◆ Aim of the exercise: Quote the records below in full, exactly as given, with the images taken out.

◆ Materials provided:
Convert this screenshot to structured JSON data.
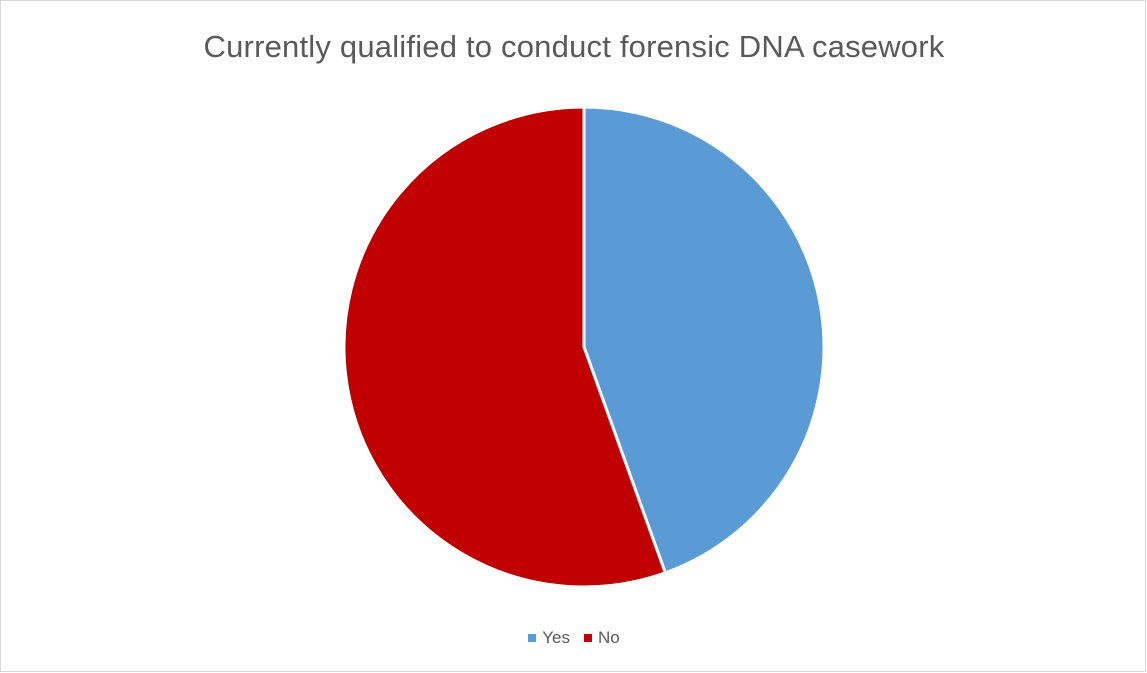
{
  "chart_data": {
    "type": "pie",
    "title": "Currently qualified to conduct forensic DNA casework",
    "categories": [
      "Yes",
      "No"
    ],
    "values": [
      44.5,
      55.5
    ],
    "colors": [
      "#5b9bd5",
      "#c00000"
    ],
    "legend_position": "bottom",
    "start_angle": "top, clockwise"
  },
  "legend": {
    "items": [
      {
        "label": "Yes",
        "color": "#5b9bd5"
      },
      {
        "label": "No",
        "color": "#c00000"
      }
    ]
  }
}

◆ Complete output:
Convert this screenshot to structured JSON data.
{
  "chart_data": {
    "type": "pie",
    "title": "Currently qualified to conduct forensic DNA casework",
    "categories": [
      "Yes",
      "No"
    ],
    "values": [
      44.5,
      55.5
    ],
    "colors": [
      "#5b9bd5",
      "#c00000"
    ],
    "legend_position": "bottom",
    "start_angle": "top, clockwise"
  },
  "legend": {
    "items": [
      {
        "label": "Yes",
        "color": "#5b9bd5"
      },
      {
        "label": "No",
        "color": "#c00000"
      }
    ]
  }
}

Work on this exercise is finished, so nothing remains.